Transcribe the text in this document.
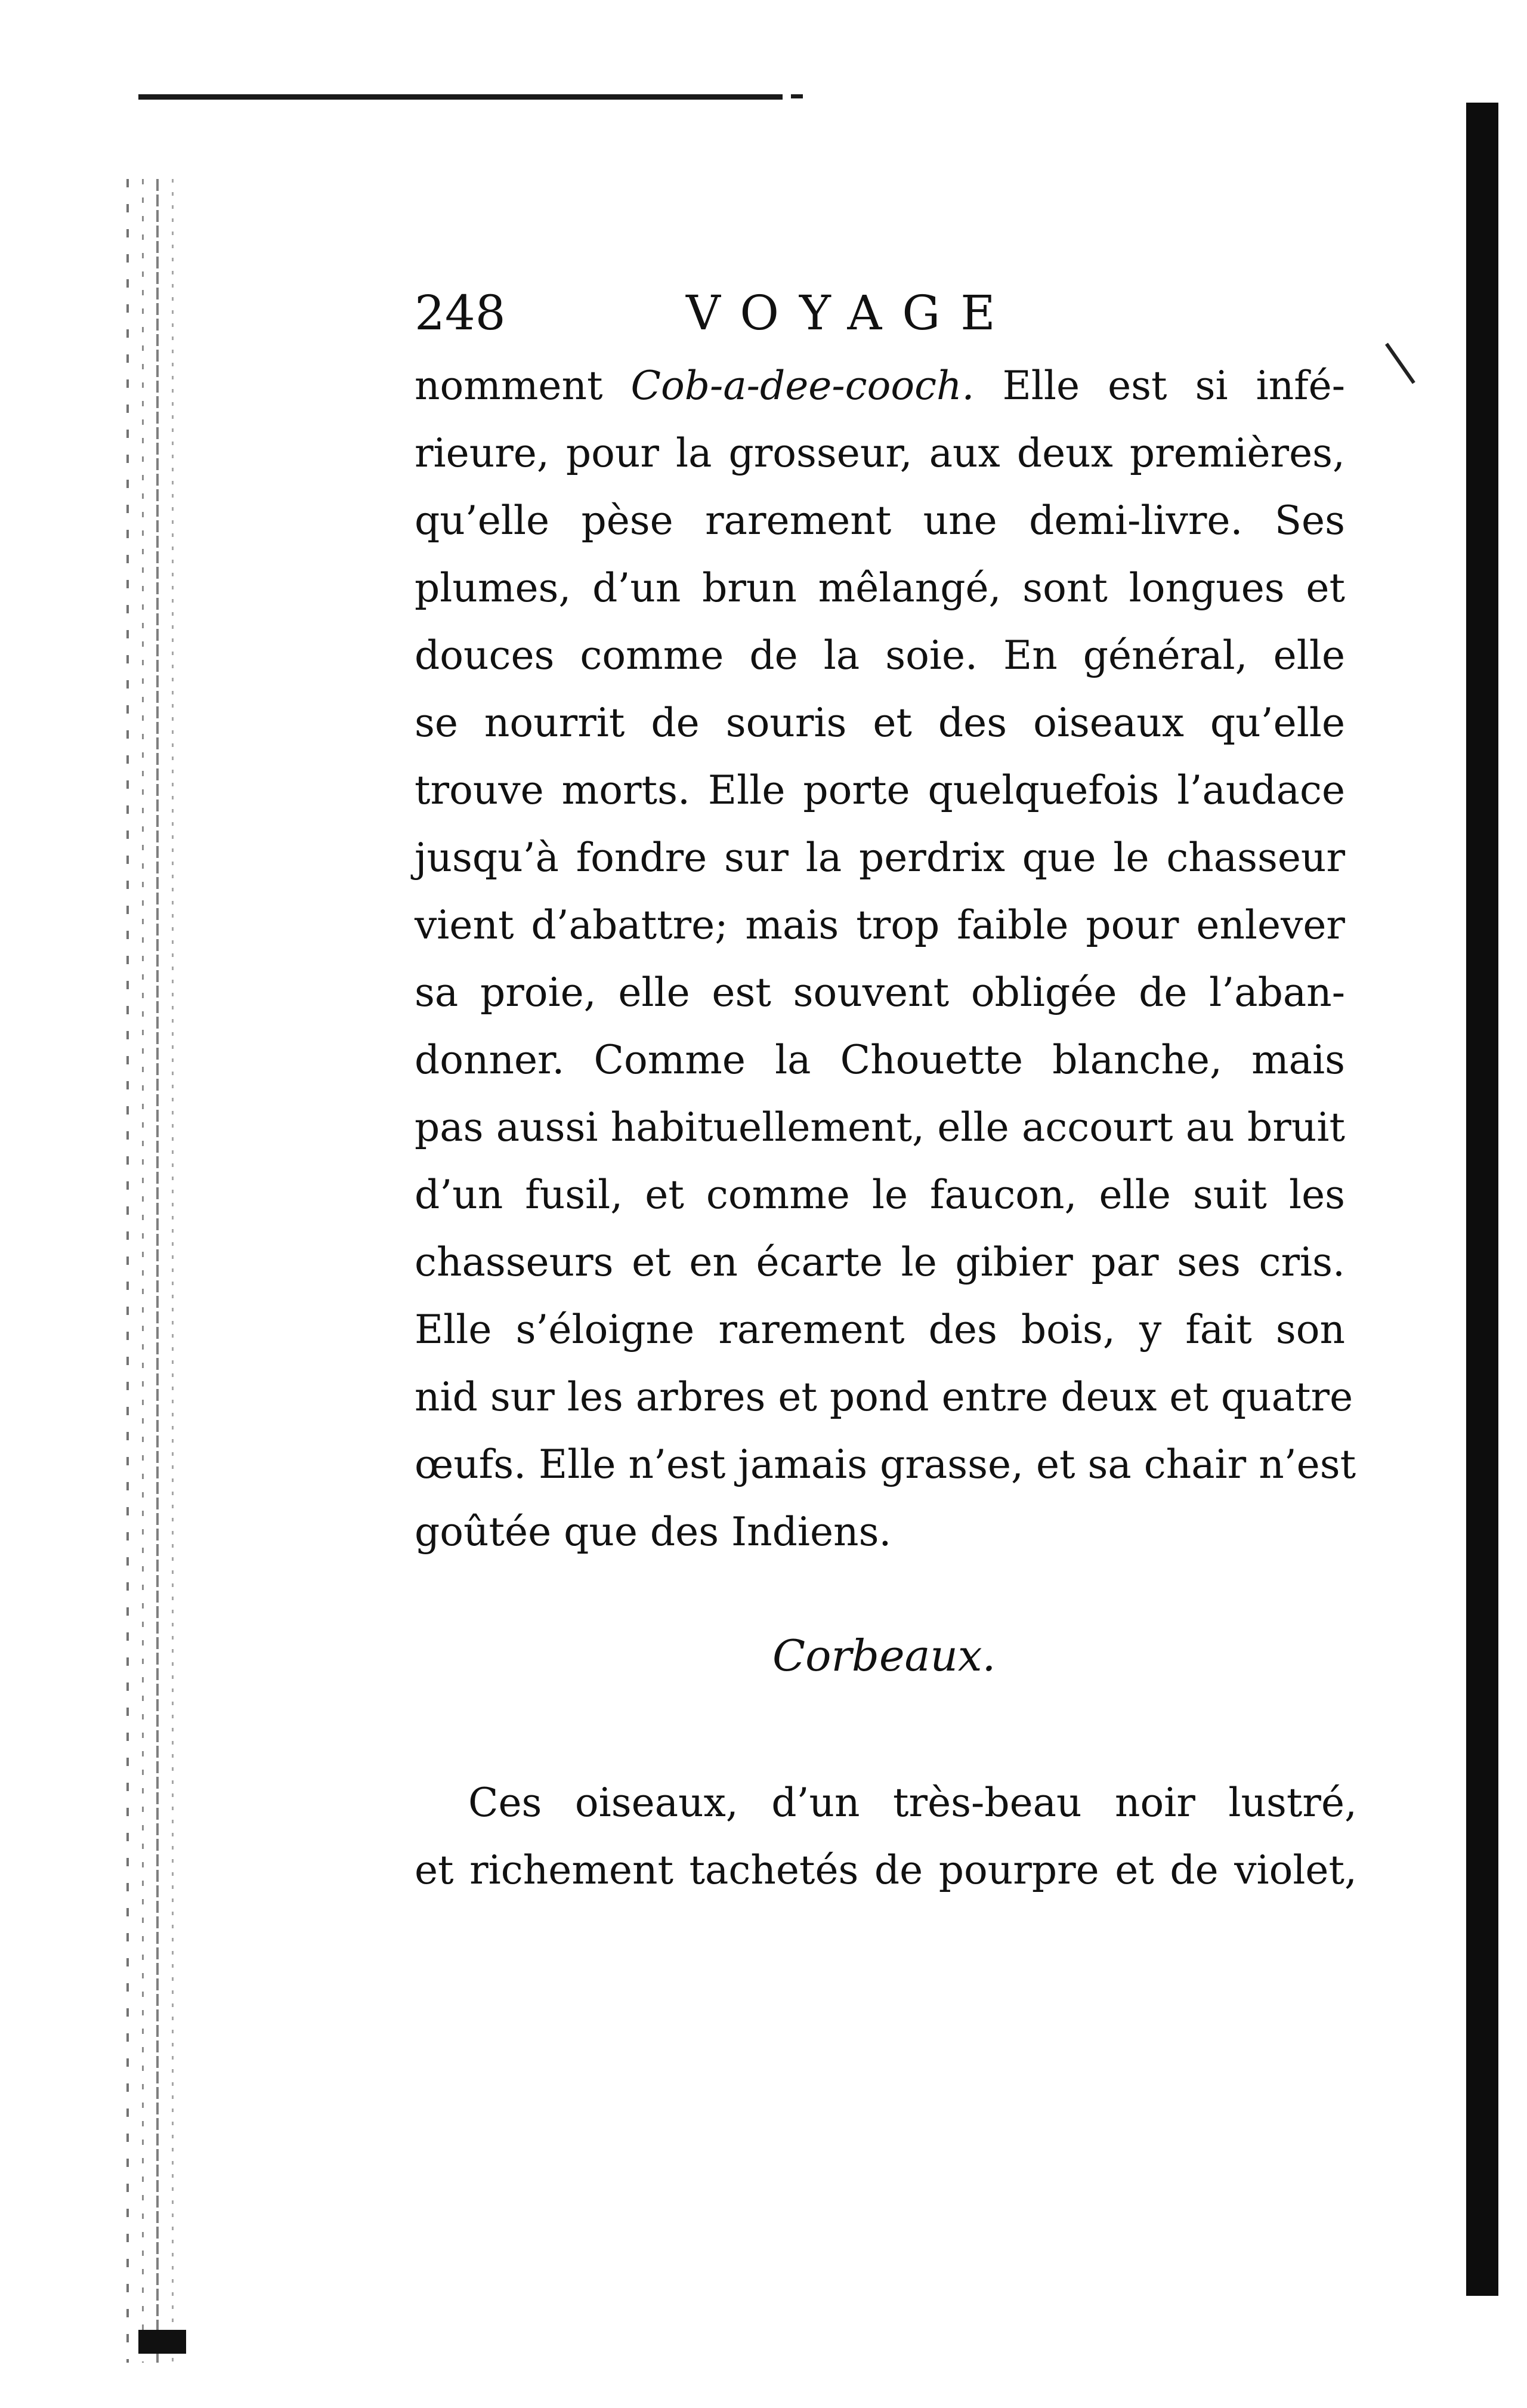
248	VOYAGE
nomment Cob-a-dee-cooch. Elle est si infé-
rieure, pour la grosseur, aux deux premières,
qu’elle pèse rarement une demi-livre. Ses
plumes, d’un brun mêlangé, sont longues et
douces comme de la soie. En général, elle
se nourrit de souris et des oiseaux qu’elle
trouve morts. Elle porte quelquefois l’audace
jusqu’à fondre sur la perdrix que le chasseur
vient d’abattre; mais trop faible pour enlever
sa proie, elle est souvent obligée de l’aban-
donner. Comme la Chouette blanche, mais
pas aussi habituellement, elle accourt au bruit
d’un fusil, et comme le faucon, elle suit les
chasseurs et en écarte le gibier par ses cris.
Elle s’éloigne rarement des bois, y fait son
nid sur les arbres et pond entre deux et quatre
œufs. Elle n’est jamais grasse, et sa chair n’est
goûtée que des Indiens.
Corbeaux.
Ces oiseaux, d’un très-beau noir lustré,
et richement tachetés de pourpre et de violet,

▸ **STATED TASK**
Pictures stay out; repeat all the rest of the records exactly.

▸ **COMPLETE OUTPUT**
Transcribe the text in this document.
248	VOYAGE
nomment Cob-a-dee-cooch. Elle est si infé-
rieure, pour la grosseur, aux deux premières,
qu’elle pèse rarement une demi-livre. Ses
plumes, d’un brun mêlangé, sont longues et
douces comme de la soie. En général, elle
se nourrit de souris et des oiseaux qu’elle
trouve morts. Elle porte quelquefois l’audace
jusqu’à fondre sur la perdrix que le chasseur
vient d’abattre; mais trop faible pour enlever
sa proie, elle est souvent obligée de l’aban-
donner. Comme la Chouette blanche, mais
pas aussi habituellement, elle accourt au bruit
d’un fusil, et comme le faucon, elle suit les
chasseurs et en écarte le gibier par ses cris.
Elle s’éloigne rarement des bois, y fait son
nid sur les arbres et pond entre deux et quatre
œufs. Elle n’est jamais grasse, et sa chair n’est
goûtée que des Indiens.
Corbeaux.
Ces oiseaux, d’un très-beau noir lustré,
et richement tachetés de pourpre et de violet,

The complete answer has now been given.